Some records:
⁂

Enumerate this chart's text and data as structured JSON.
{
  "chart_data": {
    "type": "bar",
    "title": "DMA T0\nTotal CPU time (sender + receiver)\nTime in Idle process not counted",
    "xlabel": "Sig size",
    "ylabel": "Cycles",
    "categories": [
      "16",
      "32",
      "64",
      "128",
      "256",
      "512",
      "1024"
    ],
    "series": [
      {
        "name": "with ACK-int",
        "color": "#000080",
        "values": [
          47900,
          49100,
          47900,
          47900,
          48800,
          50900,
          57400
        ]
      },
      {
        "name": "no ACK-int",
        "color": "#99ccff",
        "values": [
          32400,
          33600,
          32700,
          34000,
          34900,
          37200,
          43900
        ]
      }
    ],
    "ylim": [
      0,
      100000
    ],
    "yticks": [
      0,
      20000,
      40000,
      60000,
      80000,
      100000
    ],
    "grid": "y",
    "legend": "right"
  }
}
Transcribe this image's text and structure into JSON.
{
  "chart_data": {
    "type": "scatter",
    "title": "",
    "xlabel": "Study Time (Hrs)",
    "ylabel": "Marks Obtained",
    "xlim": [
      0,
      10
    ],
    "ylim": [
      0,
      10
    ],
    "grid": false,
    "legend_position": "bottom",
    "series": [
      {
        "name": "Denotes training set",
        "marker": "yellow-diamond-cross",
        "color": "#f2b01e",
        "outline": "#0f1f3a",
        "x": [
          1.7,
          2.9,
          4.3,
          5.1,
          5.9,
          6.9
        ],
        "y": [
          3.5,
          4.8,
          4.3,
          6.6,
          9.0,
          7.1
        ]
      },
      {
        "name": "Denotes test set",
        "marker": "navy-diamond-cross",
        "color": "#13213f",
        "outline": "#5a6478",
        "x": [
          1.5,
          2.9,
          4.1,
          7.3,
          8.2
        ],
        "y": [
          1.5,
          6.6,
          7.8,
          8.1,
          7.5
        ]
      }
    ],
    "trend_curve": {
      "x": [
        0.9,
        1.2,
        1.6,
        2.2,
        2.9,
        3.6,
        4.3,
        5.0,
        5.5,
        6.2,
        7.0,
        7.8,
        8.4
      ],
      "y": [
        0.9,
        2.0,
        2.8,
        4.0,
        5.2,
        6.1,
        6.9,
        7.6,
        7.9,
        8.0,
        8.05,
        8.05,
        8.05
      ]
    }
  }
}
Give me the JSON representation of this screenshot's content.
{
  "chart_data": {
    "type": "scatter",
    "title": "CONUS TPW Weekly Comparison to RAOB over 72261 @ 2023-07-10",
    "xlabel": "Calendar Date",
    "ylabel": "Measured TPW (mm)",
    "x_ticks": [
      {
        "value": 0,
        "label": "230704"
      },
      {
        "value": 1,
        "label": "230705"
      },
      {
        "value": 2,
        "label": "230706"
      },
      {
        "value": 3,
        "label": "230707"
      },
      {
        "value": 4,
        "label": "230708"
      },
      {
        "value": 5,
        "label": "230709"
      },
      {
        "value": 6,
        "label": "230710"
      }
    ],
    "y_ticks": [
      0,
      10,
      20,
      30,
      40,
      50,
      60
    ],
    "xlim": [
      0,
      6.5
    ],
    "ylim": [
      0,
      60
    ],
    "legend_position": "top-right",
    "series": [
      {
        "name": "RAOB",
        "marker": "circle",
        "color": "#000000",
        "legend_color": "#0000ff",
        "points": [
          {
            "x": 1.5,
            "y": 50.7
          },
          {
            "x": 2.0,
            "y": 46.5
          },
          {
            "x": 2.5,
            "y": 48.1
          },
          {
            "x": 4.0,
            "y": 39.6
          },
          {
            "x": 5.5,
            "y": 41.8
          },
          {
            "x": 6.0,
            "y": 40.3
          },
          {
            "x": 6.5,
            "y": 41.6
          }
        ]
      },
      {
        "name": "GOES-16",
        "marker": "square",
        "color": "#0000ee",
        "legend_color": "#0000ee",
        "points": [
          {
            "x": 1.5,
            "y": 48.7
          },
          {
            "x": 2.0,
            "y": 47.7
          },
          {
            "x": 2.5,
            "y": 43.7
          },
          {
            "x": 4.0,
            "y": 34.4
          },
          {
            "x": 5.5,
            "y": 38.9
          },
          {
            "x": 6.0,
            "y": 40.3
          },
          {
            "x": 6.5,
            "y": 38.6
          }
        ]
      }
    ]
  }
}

⁂

### TASK DETAILS
Take the lines above and retype all of them exactly.

### EXERCISE ANSWER
Enumerate this chart's text and data as structured JSON.
{
  "chart_data": {
    "type": "bar",
    "title": "DMA T0\nTotal CPU time (sender + receiver)\nTime in Idle process not counted",
    "xlabel": "Sig size",
    "ylabel": "Cycles",
    "categories": [
      "16",
      "32",
      "64",
      "128",
      "256",
      "512",
      "1024"
    ],
    "series": [
      {
        "name": "with ACK-int",
        "color": "#000080",
        "values": [
          47900,
          49100,
          47900,
          47900,
          48800,
          50900,
          57400
        ]
      },
      {
        "name": "no ACK-int",
        "color": "#99ccff",
        "values": [
          32400,
          33600,
          32700,
          34000,
          34900,
          37200,
          43900
        ]
      }
    ],
    "ylim": [
      0,
      100000
    ],
    "yticks": [
      0,
      20000,
      40000,
      60000,
      80000,
      100000
    ],
    "grid": "y",
    "legend": "right"
  }
}
Transcribe this image's text and structure into JSON.
{
  "chart_data": {
    "type": "scatter",
    "title": "",
    "xlabel": "Study Time (Hrs)",
    "ylabel": "Marks Obtained",
    "xlim": [
      0,
      10
    ],
    "ylim": [
      0,
      10
    ],
    "grid": false,
    "legend_position": "bottom",
    "series": [
      {
        "name": "Denotes training set",
        "marker": "yellow-diamond-cross",
        "color": "#f2b01e",
        "outline": "#0f1f3a",
        "x": [
          1.7,
          2.9,
          4.3,
          5.1,
          5.9,
          6.9
        ],
        "y": [
          3.5,
          4.8,
          4.3,
          6.6,
          9.0,
          7.1
        ]
      },
      {
        "name": "Denotes test set",
        "marker": "navy-diamond-cross",
        "color": "#13213f",
        "outline": "#5a6478",
        "x": [
          1.5,
          2.9,
          4.1,
          7.3,
          8.2
        ],
        "y": [
          1.5,
          6.6,
          7.8,
          8.1,
          7.5
        ]
      }
    ],
    "trend_curve": {
      "x": [
        0.9,
        1.2,
        1.6,
        2.2,
        2.9,
        3.6,
        4.3,
        5.0,
        5.5,
        6.2,
        7.0,
        7.8,
        8.4
      ],
      "y": [
        0.9,
        2.0,
        2.8,
        4.0,
        5.2,
        6.1,
        6.9,
        7.6,
        7.9,
        8.0,
        8.05,
        8.05,
        8.05
      ]
    }
  }
}
Give me the JSON representation of this screenshot's content.
{
  "chart_data": {
    "type": "scatter",
    "title": "CONUS TPW Weekly Comparison to RAOB over 72261 @ 2023-07-10",
    "xlabel": "Calendar Date",
    "ylabel": "Measured TPW (mm)",
    "x_ticks": [
      {
        "value": 0,
        "label": "230704"
      },
      {
        "value": 1,
        "label": "230705"
      },
      {
        "value": 2,
        "label": "230706"
      },
      {
        "value": 3,
        "label": "230707"
      },
      {
        "value": 4,
        "label": "230708"
      },
      {
        "value": 5,
        "label": "230709"
      },
      {
        "value": 6,
        "label": "230710"
      }
    ],
    "y_ticks": [
      0,
      10,
      20,
      30,
      40,
      50,
      60
    ],
    "xlim": [
      0,
      6.5
    ],
    "ylim": [
      0,
      60
    ],
    "legend_position": "top-right",
    "series": [
      {
        "name": "RAOB",
        "marker": "circle",
        "color": "#000000",
        "legend_color": "#0000ff",
        "points": [
          {
            "x": 1.5,
            "y": 50.7
          },
          {
            "x": 2.0,
            "y": 46.5
          },
          {
            "x": 2.5,
            "y": 48.1
          },
          {
            "x": 4.0,
            "y": 39.6
          },
          {
            "x": 5.5,
            "y": 41.8
          },
          {
            "x": 6.0,
            "y": 40.3
          },
          {
            "x": 6.5,
            "y": 41.6
          }
        ]
      },
      {
        "name": "GOES-16",
        "marker": "square",
        "color": "#0000ee",
        "legend_color": "#0000ee",
        "points": [
          {
            "x": 1.5,
            "y": 48.7
          },
          {
            "x": 2.0,
            "y": 47.7
          },
          {
            "x": 2.5,
            "y": 43.7
          },
          {
            "x": 4.0,
            "y": 34.4
          },
          {
            "x": 5.5,
            "y": 38.9
          },
          {
            "x": 6.0,
            "y": 40.3
          },
          {
            "x": 6.5,
            "y": 38.6
          }
        ]
      }
    ]
  }
}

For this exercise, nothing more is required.